(Excerpts from a dataset)
- Opening Delimiter -

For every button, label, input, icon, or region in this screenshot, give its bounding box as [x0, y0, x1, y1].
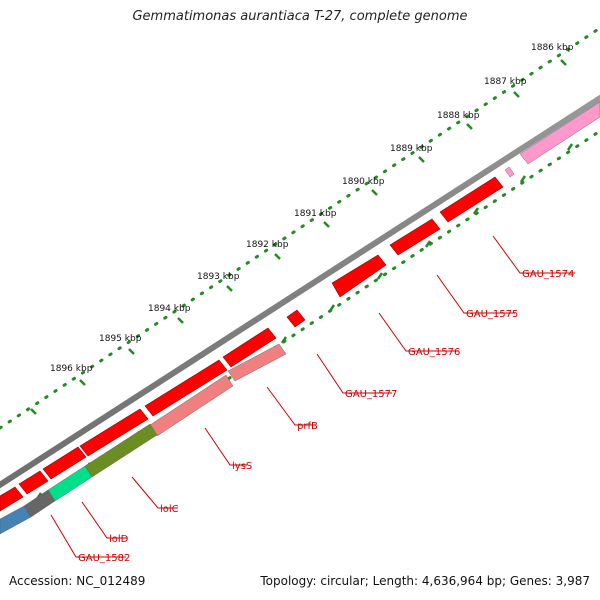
gene-label: GAU_1574 — [522, 269, 574, 280]
tick-label: 1888 kbp — [437, 111, 480, 121]
leader-gau-1577 — [316, 353, 392, 394]
tick-label: 1887 kbp — [484, 77, 527, 87]
gene-forward — [18, 470, 49, 495]
gene-forward — [79, 408, 149, 457]
tick-mark — [128, 348, 135, 355]
tick-mark — [274, 253, 281, 260]
map-title: Gemmatimonas aurantiaca T-27, complete g… — [132, 9, 468, 24]
tick-mark — [519, 175, 527, 183]
tick-label: 1889 kbp — [390, 144, 433, 154]
forward-strand-genes — [0, 176, 504, 512]
tick-mark — [226, 285, 233, 292]
tick-mark — [560, 59, 567, 66]
genome-summary-text: Topology: circular; Length: 4,636,964 bp… — [260, 574, 590, 588]
leader-gau-1576 — [378, 312, 458, 352]
tick-mark — [371, 189, 378, 196]
tick-mark — [466, 123, 473, 130]
tick-label: 1892 kbp — [246, 240, 289, 250]
genome-backbone — [0, 94, 600, 489]
gene-pink-small — [504, 166, 515, 178]
leader-gau-1582 — [50, 514, 126, 558]
gene-forward — [0, 486, 24, 512]
tick-label: 1895 kbp — [99, 334, 142, 344]
gene-gau-1574 — [439, 176, 504, 223]
tick-mark — [79, 379, 86, 386]
tick-mark — [376, 272, 384, 280]
tick-mark — [30, 408, 37, 415]
gene-forward — [42, 446, 87, 480]
tick-label: 1893 kbp — [197, 272, 240, 282]
tick-mark — [280, 336, 288, 344]
leader-lolc — [131, 476, 178, 509]
gene-labels: GAU_1574 GAU_1575 GAU_1576 GAU_1577 prfB… — [78, 269, 574, 564]
tick-mark — [472, 207, 480, 215]
tick-label: 1890 kbp — [342, 177, 385, 187]
tick-mark — [513, 91, 520, 98]
gene-forward — [222, 327, 277, 368]
gene-label: GAU_1575 — [466, 309, 518, 320]
gene-steelblue — [0, 505, 32, 535]
leader-gau-1574 — [492, 235, 575, 274]
tick-label: 1886 kbp — [531, 43, 574, 53]
tick-label: 1891 kbp — [294, 209, 337, 219]
leader-prfb — [266, 386, 316, 426]
gene-forward — [144, 359, 228, 417]
gene-label: prfB — [297, 421, 318, 432]
callout-lines — [50, 235, 575, 558]
gene-pink — [519, 101, 600, 165]
leader-lold — [81, 501, 127, 539]
tick-mark — [418, 156, 425, 163]
reverse-strand-genes — [0, 101, 600, 535]
kbp-labels: 1886 kbp 1887 kbp 1888 kbp 1889 kbp 1890… — [50, 43, 574, 374]
gene-label: GAU_1582 — [78, 553, 130, 564]
gene-gau-1575 — [389, 218, 441, 256]
tick-mark — [323, 221, 330, 228]
gene-prfb — [227, 343, 287, 382]
gene-label: lolC — [160, 504, 179, 515]
tick-mark — [177, 317, 184, 324]
leader-gau-1575 — [436, 274, 515, 314]
accession-text: Accession: NC_012489 — [9, 574, 146, 588]
outer-major-ticks — [30, 59, 567, 415]
gene-gau-1577 — [286, 309, 306, 328]
outer-dotted-ring — [0, 26, 600, 430]
gene-label: lolD — [109, 534, 129, 545]
tick-mark — [424, 240, 432, 248]
gene-label: GAU_1577 — [345, 389, 397, 400]
gene-gau-1576 — [331, 254, 387, 298]
tick-mark — [566, 143, 574, 151]
tick-label: 1894 kbp — [148, 304, 191, 314]
leader-lyss — [204, 427, 247, 466]
gene-label: lysS — [232, 461, 252, 472]
tick-label: 1896 kbp — [50, 364, 93, 374]
tick-mark — [328, 304, 336, 312]
gene-label: GAU_1576 — [408, 347, 460, 358]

- Closing Delimiter -

What to do
Skip the images and set down the rest of the data unchanged.

Solution below
For every button, label, input, icon, or region in this screenshot, give its bounding box as [x0, y0, x1, y1].
gene-label: GAU_1574 — [522, 269, 574, 280]
tick-label: 1888 kbp — [437, 111, 480, 121]
leader-gau-1577 — [316, 353, 392, 394]
tick-label: 1887 kbp — [484, 77, 527, 87]
gene-forward — [18, 470, 49, 495]
gene-forward — [79, 408, 149, 457]
tick-mark — [128, 348, 135, 355]
tick-mark — [274, 253, 281, 260]
map-title: Gemmatimonas aurantiaca T-27, complete g… — [132, 9, 468, 24]
tick-mark — [519, 175, 527, 183]
tick-label: 1889 kbp — [390, 144, 433, 154]
forward-strand-genes — [0, 176, 504, 512]
tick-mark — [226, 285, 233, 292]
tick-mark — [560, 59, 567, 66]
genome-summary-text: Topology: circular; Length: 4,636,964 bp… — [260, 574, 590, 588]
leader-gau-1576 — [378, 312, 458, 352]
tick-mark — [371, 189, 378, 196]
tick-mark — [466, 123, 473, 130]
tick-label: 1892 kbp — [246, 240, 289, 250]
genome-backbone — [0, 94, 600, 489]
gene-pink-small — [504, 166, 515, 178]
leader-gau-1582 — [50, 514, 126, 558]
gene-forward — [0, 486, 24, 512]
tick-label: 1895 kbp — [99, 334, 142, 344]
gene-gau-1574 — [439, 176, 504, 223]
tick-mark — [79, 379, 86, 386]
tick-mark — [376, 272, 384, 280]
tick-mark — [30, 408, 37, 415]
gene-forward — [42, 446, 87, 480]
tick-label: 1893 kbp — [197, 272, 240, 282]
tick-mark — [280, 336, 288, 344]
leader-lolc — [131, 476, 178, 509]
gene-labels: GAU_1574 GAU_1575 GAU_1576 GAU_1577 prfB… — [78, 269, 574, 564]
tick-mark — [472, 207, 480, 215]
tick-label: 1890 kbp — [342, 177, 385, 187]
tick-mark — [513, 91, 520, 98]
gene-forward — [222, 327, 277, 368]
gene-label: GAU_1575 — [466, 309, 518, 320]
gene-steelblue — [0, 505, 32, 535]
leader-gau-1574 — [492, 235, 575, 274]
tick-label: 1886 kbp — [531, 43, 574, 53]
tick-label: 1891 kbp — [294, 209, 337, 219]
leader-prfb — [266, 386, 316, 426]
gene-forward — [144, 359, 228, 417]
gene-label: prfB — [297, 421, 318, 432]
callout-lines — [50, 235, 575, 558]
gene-pink — [519, 101, 600, 165]
leader-lold — [81, 501, 127, 539]
tick-mark — [418, 156, 425, 163]
reverse-strand-genes — [0, 101, 600, 535]
kbp-labels: 1886 kbp 1887 kbp 1888 kbp 1889 kbp 1890… — [50, 43, 574, 374]
gene-label: GAU_1582 — [78, 553, 130, 564]
gene-gau-1575 — [389, 218, 441, 256]
tick-mark — [323, 221, 330, 228]
gene-prfb — [227, 343, 287, 382]
gene-label: lolC — [160, 504, 179, 515]
tick-mark — [177, 317, 184, 324]
leader-gau-1575 — [436, 274, 515, 314]
accession-text: Accession: NC_012489 — [9, 574, 146, 588]
outer-major-ticks — [30, 59, 567, 415]
gene-gau-1577 — [286, 309, 306, 328]
outer-dotted-ring — [0, 26, 600, 430]
gene-label: lolD — [109, 534, 129, 545]
tick-mark — [424, 240, 432, 248]
gene-label: GAU_1577 — [345, 389, 397, 400]
gene-gau-1576 — [331, 254, 387, 298]
tick-mark — [566, 143, 574, 151]
tick-label: 1894 kbp — [148, 304, 191, 314]
leader-lyss — [204, 427, 247, 466]
gene-label: lysS — [232, 461, 252, 472]
tick-label: 1896 kbp — [50, 364, 93, 374]
tick-mark — [328, 304, 336, 312]
gene-label: GAU_1576 — [408, 347, 460, 358]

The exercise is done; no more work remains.